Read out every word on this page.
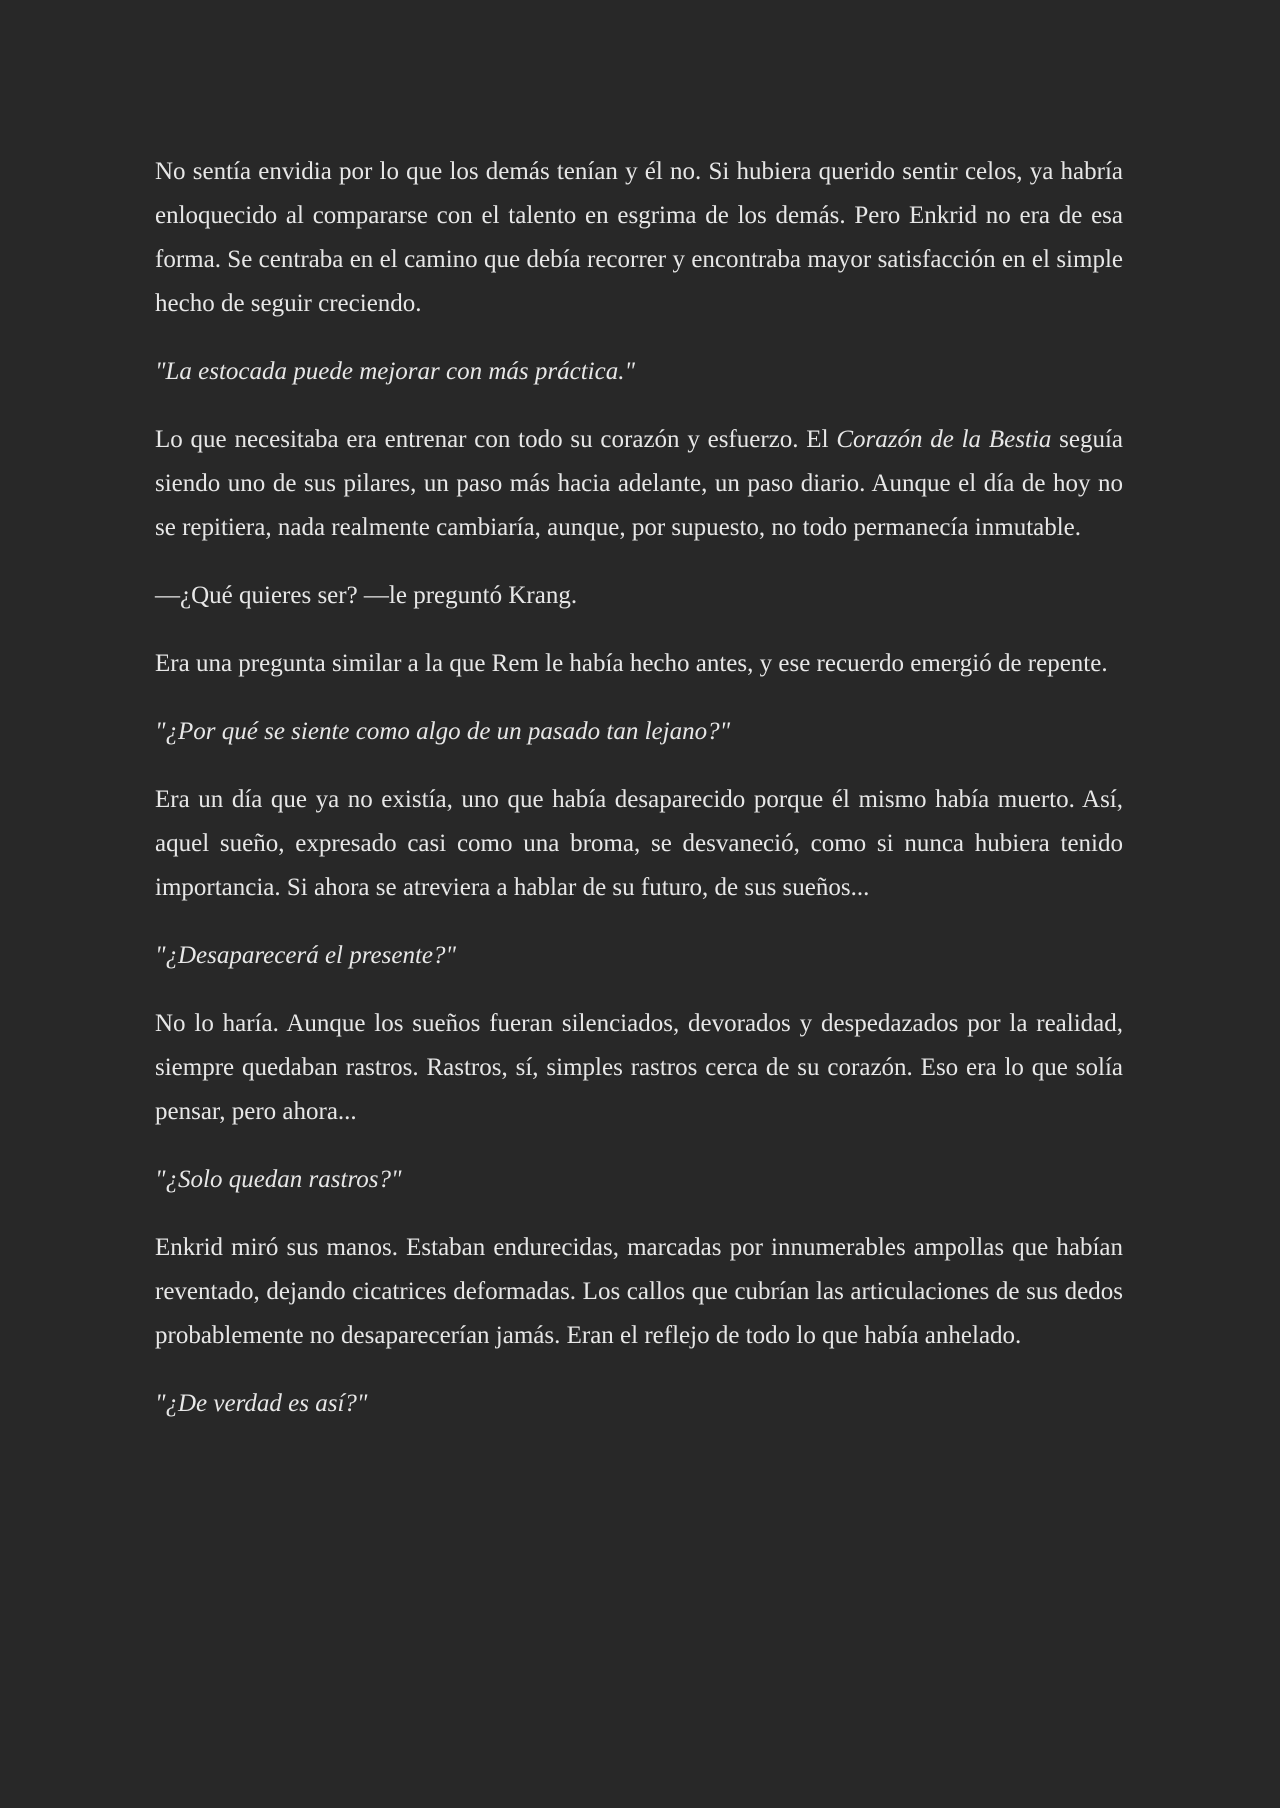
No sentía envidia por lo que los demás tenían y él no. Si hubiera querido sentir celos, ya habría enloquecido al compararse con el talento en esgrima de los demás. Pero Enkrid no era de esa forma. Se centraba en el camino que debía recorrer y encontraba mayor satisfacción en el simple hecho de seguir creciendo.

"La estocada puede mejorar con más práctica."

Lo que necesitaba era entrenar con todo su corazón y esfuerzo. El Corazón de la Bestia seguía siendo uno de sus pilares, un paso más hacia adelante, un paso diario. Aunque el día de hoy no se repitiera, nada realmente cambiaría, aunque, por supuesto, no todo permanecía inmutable.

—¿Qué quieres ser? —le preguntó Krang.

Era una pregunta similar a la que Rem le había hecho antes, y ese recuerdo emergió de repente.

"¿Por qué se siente como algo de un pasado tan lejano?"

Era un día que ya no existía, uno que había desaparecido porque él mismo había muerto. Así, aquel sueño, expresado casi como una broma, se desvaneció, como si nunca hubiera tenido importancia. Si ahora se atreviera a hablar de su futuro, de sus sueños...

"¿Desaparecerá el presente?"

No lo haría. Aunque los sueños fueran silenciados, devorados y despedazados por la realidad, siempre quedaban rastros. Rastros, sí, simples rastros cerca de su corazón. Eso era lo que solía pensar, pero ahora...

"¿Solo quedan rastros?"

Enkrid miró sus manos. Estaban endurecidas, marcadas por innumerables ampollas que habían reventado, dejando cicatrices deformadas. Los callos que cubrían las articulaciones de sus dedos probablemente no desaparecerían jamás. Eran el reflejo de todo lo que había anhelado.

"¿De verdad es así?"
---
▶ AIM OF THE EXERCISE
Reproduce the records, all of them, word for word; omit the pictures.

▶ RIGHT ANSWER
Read out every word on this page.
No sentía envidia por lo que los demás tenían y él no. Si hubiera querido sentir celos, ya habría enloquecido al compararse con el talento en esgrima de los demás. Pero Enkrid no era de esa forma. Se centraba en el camino que debía recorrer y encontraba mayor satisfacción en el simple hecho de seguir creciendo.

"La estocada puede mejorar con más práctica."

Lo que necesitaba era entrenar con todo su corazón y esfuerzo. El Corazón de la Bestia seguía siendo uno de sus pilares, un paso más hacia adelante, un paso diario. Aunque el día de hoy no se repitiera, nada realmente cambiaría, aunque, por supuesto, no todo permanecía inmutable.

—¿Qué quieres ser? —le preguntó Krang.

Era una pregunta similar a la que Rem le había hecho antes, y ese recuerdo emergió de repente.

"¿Por qué se siente como algo de un pasado tan lejano?"

Era un día que ya no existía, uno que había desaparecido porque él mismo había muerto. Así, aquel sueño, expresado casi como una broma, se desvaneció, como si nunca hubiera tenido importancia. Si ahora se atreviera a hablar de su futuro, de sus sueños...

"¿Desaparecerá el presente?"

No lo haría. Aunque los sueños fueran silenciados, devorados y despedazados por la realidad, siempre quedaban rastros. Rastros, sí, simples rastros cerca de su corazón. Eso era lo que solía pensar, pero ahora...

"¿Solo quedan rastros?"

Enkrid miró sus manos. Estaban endurecidas, marcadas por innumerables ampollas que habían reventado, dejando cicatrices deformadas. Los callos que cubrían las articulaciones de sus dedos probablemente no desaparecerían jamás. Eran el reflejo de todo lo que había anhelado.

"¿De verdad es así?"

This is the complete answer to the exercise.